-- START OF Task data --

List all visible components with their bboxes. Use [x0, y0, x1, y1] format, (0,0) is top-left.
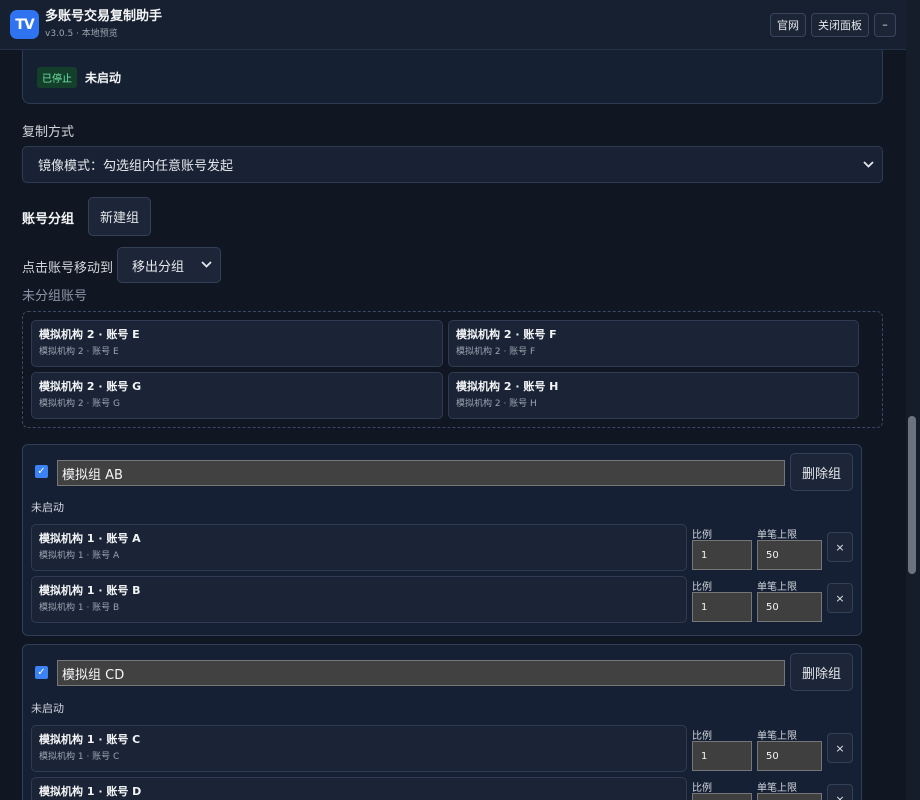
remove-member-button[interactable]: ×	[827, 583, 853, 613]
ungrouped-label: 未分组账号	[22, 289, 88, 304]
group-enable-checkbox[interactable]: ✓	[35, 666, 48, 679]
limit-input[interactable]: 50	[757, 592, 822, 622]
group-name-input[interactable]: 模拟组 CD	[57, 660, 785, 686]
account-name: 模拟机构 2 · 账号 G	[39, 380, 142, 393]
group-card: ✓ 模拟组 AB 删除组 未启动 模拟机构 1 · 账号 A 模拟机构 1 · …	[22, 444, 862, 636]
ratio-input[interactable]: 1	[692, 741, 752, 771]
account-name: 模拟机构 2 · 账号 E	[39, 328, 140, 341]
account-name: 模拟机构 1 · 账号 C	[39, 733, 141, 746]
group-status: 未启动	[31, 702, 64, 715]
delete-group-button[interactable]: 删除组	[790, 653, 853, 691]
group-member-card[interactable]: 模拟机构 1 · 账号 A 模拟机构 1 · 账号 A	[31, 524, 687, 571]
group-name-input[interactable]: 模拟组 AB	[57, 460, 785, 486]
account-name: 模拟机构 2 · 账号 H	[456, 380, 559, 393]
copy-mode-value: 镜像模式：勾选组内任意账号发起	[38, 159, 234, 174]
panel-content: 已停止 未启动 复制方式 镜像模式：勾选组内任意账号发起 账号分组 新建组 点击…	[0, 50, 906, 800]
group-member-card[interactable]: 模拟机构 1 · 账号 C 模拟机构 1 · 账号 C	[31, 725, 687, 772]
close-panel-button[interactable]: 关闭面板	[811, 12, 869, 37]
ratio-input[interactable]: 1	[692, 592, 752, 622]
remove-member-button[interactable]: ×	[827, 784, 853, 800]
scrollbar-thumb[interactable]	[908, 416, 916, 574]
ratio-label: 比例	[692, 582, 712, 593]
account-subtitle: 模拟机构 1 · 账号 C	[39, 752, 120, 762]
minimize-button[interactable]: –	[874, 12, 896, 37]
status-badge: 已停止	[37, 66, 77, 88]
remove-member-button[interactable]: ×	[827, 733, 853, 763]
chevron-down-icon	[863, 158, 874, 171]
remove-member-button[interactable]: ×	[827, 532, 853, 562]
account-name: 模拟机构 1 · 账号 D	[39, 785, 142, 798]
limit-input[interactable]: 50	[757, 741, 822, 771]
copy-mode-label: 复制方式	[22, 125, 75, 140]
header-actions: 官网 关闭面板 –	[770, 12, 896, 37]
group-status: 未启动	[31, 501, 64, 514]
scrollbar-track[interactable]	[906, 0, 920, 800]
move-to-label: 点击账号移动到	[22, 261, 114, 276]
move-target-select[interactable]: 移出分组	[117, 247, 221, 283]
account-subtitle: 模拟机构 2 · 账号 G	[39, 399, 121, 409]
limit-label: 单笔上限	[757, 530, 797, 541]
limit-input[interactable]: 50	[757, 540, 822, 570]
ratio-label: 比例	[692, 783, 712, 794]
account-subtitle: 模拟机构 2 · 账号 F	[456, 347, 536, 357]
ratio-input[interactable]	[692, 793, 752, 800]
app-version: v3.0.5 · 本地预览	[45, 28, 118, 39]
ungrouped-account-card[interactable]: 模拟机构 2 · 账号 E 模拟机构 2 · 账号 E	[31, 320, 443, 367]
official-site-button[interactable]: 官网	[770, 12, 806, 37]
app-logo: TV	[10, 10, 39, 39]
account-subtitle: 模拟机构 1 · 账号 A	[39, 551, 120, 561]
account-subtitle: 模拟机构 2 · 账号 H	[456, 399, 537, 409]
move-target-value: 移出分组	[132, 259, 185, 275]
limit-label: 单笔上限	[757, 731, 797, 742]
app-title: 多账号交易复制助手	[45, 8, 163, 24]
limit-label: 单笔上限	[757, 783, 797, 794]
delete-group-button[interactable]: 删除组	[790, 453, 853, 491]
account-name: 模拟机构 1 · 账号 A	[39, 532, 141, 545]
group-member-card[interactable]: 模拟机构 1 · 账号 B 模拟机构 1 · 账号 B	[31, 576, 687, 623]
ratio-label: 比例	[692, 530, 712, 541]
group-enable-checkbox[interactable]: ✓	[35, 465, 48, 478]
groups-section-title: 账号分组	[22, 212, 75, 227]
limit-input[interactable]	[757, 793, 822, 800]
ungrouped-account-card[interactable]: 模拟机构 2 · 账号 G 模拟机构 2 · 账号 G	[31, 372, 443, 419]
copy-mode-select[interactable]: 镜像模式：勾选组内任意账号发起	[22, 146, 883, 183]
account-name: 模拟机构 1 · 账号 B	[39, 584, 141, 597]
account-name: 模拟机构 2 · 账号 F	[456, 328, 557, 341]
group-card: ✓ 模拟组 CD 删除组 未启动 模拟机构 1 · 账号 C 模拟机构 1 · …	[22, 644, 862, 800]
ratio-label: 比例	[692, 731, 712, 742]
chevron-down-icon	[201, 259, 212, 272]
limit-label: 单笔上限	[757, 582, 797, 593]
new-group-button[interactable]: 新建组	[88, 197, 151, 236]
ratio-input[interactable]: 1	[692, 540, 752, 570]
account-subtitle: 模拟机构 1 · 账号 B	[39, 603, 120, 613]
status-card: 已停止 未启动	[22, 50, 883, 104]
status-text: 未启动	[85, 70, 122, 85]
group-member-card[interactable]: 模拟机构 1 · 账号 D	[31, 777, 687, 800]
title-block: 多账号交易复制助手 v3.0.5 · 本地预览	[45, 9, 162, 41]
ungrouped-account-card[interactable]: 模拟机构 2 · 账号 F 模拟机构 2 · 账号 F	[448, 320, 859, 367]
ungrouped-account-card[interactable]: 模拟机构 2 · 账号 H 模拟机构 2 · 账号 H	[448, 372, 859, 419]
account-subtitle: 模拟机构 2 · 账号 E	[39, 347, 119, 357]
app-header: TV 多账号交易复制助手 v3.0.5 · 本地预览 官网 关闭面板 –	[0, 0, 906, 50]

-- END OF Task data --

● **What to work on**
Write out every line of the rows above as a numbered list, skipping blank lines. Leave the pictures out.

● **Task response**
1. List all visible components with their bboxes. Use [x0, y0, x1, y1] format, (0,0) is top-left.
2. remove-member-button[interactable]: ×	[827, 583, 853, 613]
3. ungrouped-label: 未分组账号	[22, 289, 88, 304]
4. group-enable-checkbox[interactable]: ✓	[35, 666, 48, 679]
5. limit-input[interactable]: 50	[757, 592, 822, 622]
6. group-name-input[interactable]: 模拟组 CD	[57, 660, 785, 686]
7. account-name: 模拟机构 2 · 账号 G	[39, 380, 142, 393]
8. group-card: ✓ 模拟组 AB 删除组 未启动 模拟机构 1 · 账号 A 模拟机构 1 · …	[22, 444, 862, 636]
9. ratio-input[interactable]: 1	[692, 741, 752, 771]
10. account-name: 模拟机构 2 · 账号 E	[39, 328, 140, 341]
11. account-name: 模拟机构 1 · 账号 C	[39, 733, 141, 746]
12. group-status: 未启动	[31, 702, 64, 715]
13. delete-group-button[interactable]: 删除组	[790, 653, 853, 691]
14. group-member-card[interactable]: 模拟机构 1 · 账号 A 模拟机构 1 · 账号 A	[31, 524, 687, 571]
15. group-name-input[interactable]: 模拟组 AB	[57, 460, 785, 486]
16. account-name: 模拟机构 2 · 账号 H	[456, 380, 559, 393]
17. copy-mode-value: 镜像模式：勾选组内任意账号发起	[38, 159, 234, 174]
18. panel-content: 已停止 未启动 复制方式 镜像模式：勾选组内任意账号发起 账号分组 新建组 点击…	[0, 50, 906, 800]
19. group-member-card[interactable]: 模拟机构 1 · 账号 C 模拟机构 1 · 账号 C	[31, 725, 687, 772]
20. close-panel-button[interactable]: 关闭面板	[811, 12, 869, 37]
21. ratio-input[interactable]: 1	[692, 592, 752, 622]
22. remove-member-button[interactable]: ×	[827, 784, 853, 800]
23. scrollbar-thumb[interactable]	[908, 416, 916, 574]
24. ratio-label: 比例	[692, 582, 712, 593]
25. account-subtitle: 模拟机构 1 · 账号 C	[39, 752, 120, 762]
26. minimize-button[interactable]: –	[874, 12, 896, 37]
27. status-badge: 已停止	[37, 66, 77, 88]
28. remove-member-button[interactable]: ×	[827, 733, 853, 763]
29. chevron-down-icon	[863, 158, 874, 171]
30. remove-member-button[interactable]: ×	[827, 532, 853, 562]
31. account-name: 模拟机构 1 · 账号 D	[39, 785, 142, 798]
32. limit-input[interactable]: 50	[757, 741, 822, 771]
33. copy-mode-label: 复制方式	[22, 125, 75, 140]
34. header-actions: 官网 关闭面板 –	[770, 12, 896, 37]
35. group-status: 未启动	[31, 501, 64, 514]
36. scrollbar-track[interactable]	[906, 0, 920, 800]
37. move-to-label: 点击账号移动到	[22, 261, 114, 276]
38. move-target-select[interactable]: 移出分组	[117, 247, 221, 283]
39. account-subtitle: 模拟机构 2 · 账号 G	[39, 399, 121, 409]
40. limit-label: 单笔上限	[757, 530, 797, 541]
41. limit-input[interactable]: 50	[757, 540, 822, 570]
42. ratio-label: 比例	[692, 783, 712, 794]
43. account-subtitle: 模拟机构 2 · 账号 F	[456, 347, 536, 357]
44. ratio-input[interactable]	[692, 793, 752, 800]
45. app-version: v3.0.5 · 本地预览	[45, 28, 118, 39]
46. ungrouped-account-card[interactable]: 模拟机构 2 · 账号 E 模拟机构 2 · 账号 E	[31, 320, 443, 367]
47. official-site-button[interactable]: 官网	[770, 12, 806, 37]
48. app-logo: TV	[10, 10, 39, 39]
49. account-subtitle: 模拟机构 1 · 账号 A	[39, 551, 120, 561]
50. account-subtitle: 模拟机构 2 · 账号 H	[456, 399, 537, 409]
51. move-target-value: 移出分组	[132, 259, 185, 275]
52. limit-label: 单笔上限	[757, 731, 797, 742]
53. app-title: 多账号交易复制助手	[45, 8, 163, 24]
54. limit-label: 单笔上限	[757, 783, 797, 794]
55. delete-group-button[interactable]: 删除组	[790, 453, 853, 491]
56. account-name: 模拟机构 1 · 账号 A	[39, 532, 141, 545]
57. group-member-card[interactable]: 模拟机构 1 · 账号 B 模拟机构 1 · 账号 B	[31, 576, 687, 623]
58. ratio-label: 比例	[692, 530, 712, 541]
59. group-enable-checkbox[interactable]: ✓	[35, 465, 48, 478]
60. groups-section-title: 账号分组	[22, 212, 75, 227]
61. limit-input[interactable]	[757, 793, 822, 800]
62. ungrouped-account-card[interactable]: 模拟机构 2 · 账号 G 模拟机构 2 · 账号 G	[31, 372, 443, 419]
63. copy-mode-select[interactable]: 镜像模式：勾选组内任意账号发起	[22, 146, 883, 183]
64. account-name: 模拟机构 1 · 账号 B	[39, 584, 141, 597]
65. account-name: 模拟机构 2 · 账号 F	[456, 328, 557, 341]
66. group-card: ✓ 模拟组 CD 删除组 未启动 模拟机构 1 · 账号 C 模拟机构 1 · …	[22, 644, 862, 800]
67. ratio-label: 比例	[692, 731, 712, 742]
68. chevron-down-icon	[201, 259, 212, 272]
69. limit-label: 单笔上限	[757, 582, 797, 593]
70. new-group-button[interactable]: 新建组	[88, 197, 151, 236]
71. ratio-input[interactable]: 1	[692, 540, 752, 570]
72. account-subtitle: 模拟机构 1 · 账号 B	[39, 603, 120, 613]
73. status-card: 已停止 未启动	[22, 50, 883, 104]
74. status-text: 未启动	[85, 70, 122, 85]
75. group-member-card[interactable]: 模拟机构 1 · 账号 D	[31, 777, 687, 800]
76. title-block: 多账号交易复制助手 v3.0.5 · 本地预览	[45, 9, 162, 41]
77. ungrouped-account-card[interactable]: 模拟机构 2 · 账号 F 模拟机构 2 · 账号 F	[448, 320, 859, 367]
78. ungrouped-account-card[interactable]: 模拟机构 2 · 账号 H 模拟机构 2 · 账号 H	[448, 372, 859, 419]
79. account-subtitle: 模拟机构 2 · 账号 E	[39, 347, 119, 357]
80. app-header: TV 多账号交易复制助手 v3.0.5 · 本地预览 官网 关闭面板 –	[0, 0, 906, 50]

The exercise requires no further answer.